(Collected data)
§ §

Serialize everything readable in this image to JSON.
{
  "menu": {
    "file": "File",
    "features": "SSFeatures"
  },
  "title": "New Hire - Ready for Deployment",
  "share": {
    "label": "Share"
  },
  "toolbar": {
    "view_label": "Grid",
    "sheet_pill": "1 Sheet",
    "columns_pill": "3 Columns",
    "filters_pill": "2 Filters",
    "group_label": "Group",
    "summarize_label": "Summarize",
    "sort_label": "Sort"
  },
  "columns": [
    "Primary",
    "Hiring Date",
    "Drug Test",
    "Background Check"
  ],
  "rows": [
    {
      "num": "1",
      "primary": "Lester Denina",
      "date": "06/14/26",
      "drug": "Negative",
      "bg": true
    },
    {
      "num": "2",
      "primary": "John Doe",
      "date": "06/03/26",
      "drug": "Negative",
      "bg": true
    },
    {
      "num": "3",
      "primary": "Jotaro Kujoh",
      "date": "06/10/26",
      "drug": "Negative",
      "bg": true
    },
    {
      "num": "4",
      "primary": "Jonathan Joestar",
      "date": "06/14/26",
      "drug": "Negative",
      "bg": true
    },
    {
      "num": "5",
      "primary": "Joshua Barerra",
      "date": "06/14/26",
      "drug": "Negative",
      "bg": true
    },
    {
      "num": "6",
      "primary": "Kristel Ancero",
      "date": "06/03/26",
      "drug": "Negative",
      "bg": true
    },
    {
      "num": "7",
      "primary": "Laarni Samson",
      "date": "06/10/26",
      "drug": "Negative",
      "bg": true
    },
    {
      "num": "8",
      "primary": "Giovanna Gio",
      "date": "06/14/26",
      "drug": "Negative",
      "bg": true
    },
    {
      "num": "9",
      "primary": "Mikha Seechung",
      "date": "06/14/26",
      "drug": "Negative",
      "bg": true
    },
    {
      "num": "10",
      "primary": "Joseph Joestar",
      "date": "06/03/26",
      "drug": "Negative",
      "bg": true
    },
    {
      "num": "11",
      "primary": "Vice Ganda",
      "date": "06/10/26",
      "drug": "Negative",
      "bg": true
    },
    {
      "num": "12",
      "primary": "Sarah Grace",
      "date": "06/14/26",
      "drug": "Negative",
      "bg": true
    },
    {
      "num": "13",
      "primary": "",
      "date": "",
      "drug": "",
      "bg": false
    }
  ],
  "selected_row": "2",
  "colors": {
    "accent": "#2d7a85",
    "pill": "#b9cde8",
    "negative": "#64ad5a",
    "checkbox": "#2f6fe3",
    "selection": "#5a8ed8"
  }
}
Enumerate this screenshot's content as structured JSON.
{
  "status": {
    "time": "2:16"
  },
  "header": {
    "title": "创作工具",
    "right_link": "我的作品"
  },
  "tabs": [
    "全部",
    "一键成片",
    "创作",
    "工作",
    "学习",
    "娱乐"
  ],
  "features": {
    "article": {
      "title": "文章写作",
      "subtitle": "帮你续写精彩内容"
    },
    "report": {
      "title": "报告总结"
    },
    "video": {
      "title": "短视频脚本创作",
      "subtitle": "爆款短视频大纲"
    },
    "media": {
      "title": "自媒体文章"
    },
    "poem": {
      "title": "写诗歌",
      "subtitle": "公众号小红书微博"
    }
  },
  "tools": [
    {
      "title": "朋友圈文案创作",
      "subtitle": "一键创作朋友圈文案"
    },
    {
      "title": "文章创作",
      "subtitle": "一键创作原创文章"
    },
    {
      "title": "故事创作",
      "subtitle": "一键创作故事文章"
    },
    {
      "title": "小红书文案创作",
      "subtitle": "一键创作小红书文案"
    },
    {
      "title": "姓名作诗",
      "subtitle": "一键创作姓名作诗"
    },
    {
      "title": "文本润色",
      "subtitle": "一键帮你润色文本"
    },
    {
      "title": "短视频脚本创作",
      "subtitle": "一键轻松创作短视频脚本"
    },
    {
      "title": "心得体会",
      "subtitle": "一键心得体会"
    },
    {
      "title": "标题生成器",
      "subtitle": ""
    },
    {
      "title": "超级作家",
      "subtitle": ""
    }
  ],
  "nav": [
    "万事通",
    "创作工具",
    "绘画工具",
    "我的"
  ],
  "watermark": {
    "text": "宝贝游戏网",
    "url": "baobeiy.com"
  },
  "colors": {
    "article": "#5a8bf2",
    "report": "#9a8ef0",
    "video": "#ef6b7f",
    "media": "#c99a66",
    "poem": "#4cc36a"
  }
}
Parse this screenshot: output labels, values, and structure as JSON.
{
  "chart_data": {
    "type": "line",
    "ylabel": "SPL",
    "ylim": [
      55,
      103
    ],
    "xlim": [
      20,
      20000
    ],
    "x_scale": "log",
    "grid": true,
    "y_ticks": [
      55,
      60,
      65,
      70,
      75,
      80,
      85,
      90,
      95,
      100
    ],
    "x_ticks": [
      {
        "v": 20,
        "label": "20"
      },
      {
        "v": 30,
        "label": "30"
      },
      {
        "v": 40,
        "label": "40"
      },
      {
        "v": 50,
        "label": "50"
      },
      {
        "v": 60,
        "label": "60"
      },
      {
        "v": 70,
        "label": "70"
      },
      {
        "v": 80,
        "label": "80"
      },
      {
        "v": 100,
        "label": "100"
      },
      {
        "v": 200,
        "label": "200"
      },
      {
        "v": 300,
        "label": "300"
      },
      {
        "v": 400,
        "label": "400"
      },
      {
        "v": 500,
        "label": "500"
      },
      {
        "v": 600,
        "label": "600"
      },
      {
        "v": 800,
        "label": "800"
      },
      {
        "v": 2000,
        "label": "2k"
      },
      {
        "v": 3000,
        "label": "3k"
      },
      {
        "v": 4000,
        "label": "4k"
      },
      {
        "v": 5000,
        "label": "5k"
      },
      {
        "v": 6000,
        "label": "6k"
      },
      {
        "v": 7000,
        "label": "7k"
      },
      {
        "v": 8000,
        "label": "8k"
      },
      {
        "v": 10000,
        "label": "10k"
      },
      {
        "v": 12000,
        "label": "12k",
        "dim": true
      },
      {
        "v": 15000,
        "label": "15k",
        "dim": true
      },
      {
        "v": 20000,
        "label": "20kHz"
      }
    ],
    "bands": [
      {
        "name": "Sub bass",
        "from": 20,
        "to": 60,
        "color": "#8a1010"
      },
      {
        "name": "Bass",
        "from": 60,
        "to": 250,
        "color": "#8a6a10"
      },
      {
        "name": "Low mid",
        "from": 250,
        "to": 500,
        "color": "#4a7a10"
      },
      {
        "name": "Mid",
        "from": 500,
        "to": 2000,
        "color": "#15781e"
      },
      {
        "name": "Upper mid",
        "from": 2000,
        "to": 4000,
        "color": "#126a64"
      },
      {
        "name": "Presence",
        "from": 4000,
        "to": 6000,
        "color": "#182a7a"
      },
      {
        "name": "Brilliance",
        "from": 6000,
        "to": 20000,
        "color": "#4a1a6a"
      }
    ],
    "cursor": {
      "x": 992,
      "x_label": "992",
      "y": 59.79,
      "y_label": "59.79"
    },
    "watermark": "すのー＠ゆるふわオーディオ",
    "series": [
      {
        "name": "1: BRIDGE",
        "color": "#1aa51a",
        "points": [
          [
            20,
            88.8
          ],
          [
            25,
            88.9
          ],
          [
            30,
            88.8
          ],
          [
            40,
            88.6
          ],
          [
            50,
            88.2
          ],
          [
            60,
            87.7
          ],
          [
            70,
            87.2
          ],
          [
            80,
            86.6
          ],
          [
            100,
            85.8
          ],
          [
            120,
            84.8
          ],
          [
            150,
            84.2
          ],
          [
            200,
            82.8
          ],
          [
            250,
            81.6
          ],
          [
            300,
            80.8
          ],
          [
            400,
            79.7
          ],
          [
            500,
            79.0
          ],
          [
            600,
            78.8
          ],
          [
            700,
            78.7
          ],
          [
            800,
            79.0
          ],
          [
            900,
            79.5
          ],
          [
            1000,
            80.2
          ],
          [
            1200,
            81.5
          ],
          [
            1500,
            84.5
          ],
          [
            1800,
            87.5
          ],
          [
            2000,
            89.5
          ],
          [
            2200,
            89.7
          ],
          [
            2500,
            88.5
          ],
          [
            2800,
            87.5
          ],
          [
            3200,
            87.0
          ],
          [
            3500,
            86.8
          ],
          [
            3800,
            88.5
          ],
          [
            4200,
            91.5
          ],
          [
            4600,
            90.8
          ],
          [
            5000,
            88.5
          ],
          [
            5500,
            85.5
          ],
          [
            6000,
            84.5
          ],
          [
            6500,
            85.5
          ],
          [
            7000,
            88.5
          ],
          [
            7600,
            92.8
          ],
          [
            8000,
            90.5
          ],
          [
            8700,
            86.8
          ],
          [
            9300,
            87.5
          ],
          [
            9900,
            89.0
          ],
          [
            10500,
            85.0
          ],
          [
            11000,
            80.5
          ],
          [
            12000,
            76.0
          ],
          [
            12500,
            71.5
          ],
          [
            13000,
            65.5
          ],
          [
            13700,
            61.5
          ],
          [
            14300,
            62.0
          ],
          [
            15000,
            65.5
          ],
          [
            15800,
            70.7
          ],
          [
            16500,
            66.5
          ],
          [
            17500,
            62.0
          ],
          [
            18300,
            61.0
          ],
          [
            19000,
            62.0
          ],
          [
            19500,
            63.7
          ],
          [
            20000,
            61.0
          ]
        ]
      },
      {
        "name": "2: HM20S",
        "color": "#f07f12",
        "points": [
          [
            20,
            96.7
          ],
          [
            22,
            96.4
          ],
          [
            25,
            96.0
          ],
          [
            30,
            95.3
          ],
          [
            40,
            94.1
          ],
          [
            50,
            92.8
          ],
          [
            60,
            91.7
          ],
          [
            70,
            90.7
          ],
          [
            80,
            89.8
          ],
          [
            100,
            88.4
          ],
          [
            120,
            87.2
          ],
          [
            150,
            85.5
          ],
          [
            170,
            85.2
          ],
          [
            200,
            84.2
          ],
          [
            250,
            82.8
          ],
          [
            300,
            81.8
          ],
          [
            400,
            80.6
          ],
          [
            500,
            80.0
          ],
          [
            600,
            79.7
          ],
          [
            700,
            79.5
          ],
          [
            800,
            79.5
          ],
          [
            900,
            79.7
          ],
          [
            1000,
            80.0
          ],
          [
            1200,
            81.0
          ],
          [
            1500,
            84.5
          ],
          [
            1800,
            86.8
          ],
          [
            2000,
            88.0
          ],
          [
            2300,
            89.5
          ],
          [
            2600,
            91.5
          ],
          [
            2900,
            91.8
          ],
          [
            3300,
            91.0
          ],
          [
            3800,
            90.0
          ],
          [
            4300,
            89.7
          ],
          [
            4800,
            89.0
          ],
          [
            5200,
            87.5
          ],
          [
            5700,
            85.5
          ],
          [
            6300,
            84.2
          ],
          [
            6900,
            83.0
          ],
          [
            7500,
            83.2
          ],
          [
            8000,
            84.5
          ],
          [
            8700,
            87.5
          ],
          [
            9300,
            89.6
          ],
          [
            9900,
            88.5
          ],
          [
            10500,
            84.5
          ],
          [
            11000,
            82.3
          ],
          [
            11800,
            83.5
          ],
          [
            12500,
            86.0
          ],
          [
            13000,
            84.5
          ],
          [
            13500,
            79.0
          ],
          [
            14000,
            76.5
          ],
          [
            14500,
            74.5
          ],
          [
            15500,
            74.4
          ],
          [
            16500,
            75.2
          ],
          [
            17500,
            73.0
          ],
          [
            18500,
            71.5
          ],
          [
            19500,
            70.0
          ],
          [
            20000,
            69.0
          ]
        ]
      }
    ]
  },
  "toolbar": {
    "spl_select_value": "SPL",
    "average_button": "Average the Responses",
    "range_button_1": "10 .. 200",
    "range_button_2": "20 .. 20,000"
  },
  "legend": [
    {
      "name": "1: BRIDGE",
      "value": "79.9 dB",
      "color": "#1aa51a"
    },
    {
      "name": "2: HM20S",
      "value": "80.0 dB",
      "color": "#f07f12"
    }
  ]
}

§ §

• **Exercise brief**:
Find how many lines in the listing hold "watermark", and reply with that number only.

• **Solution to this problem**:
2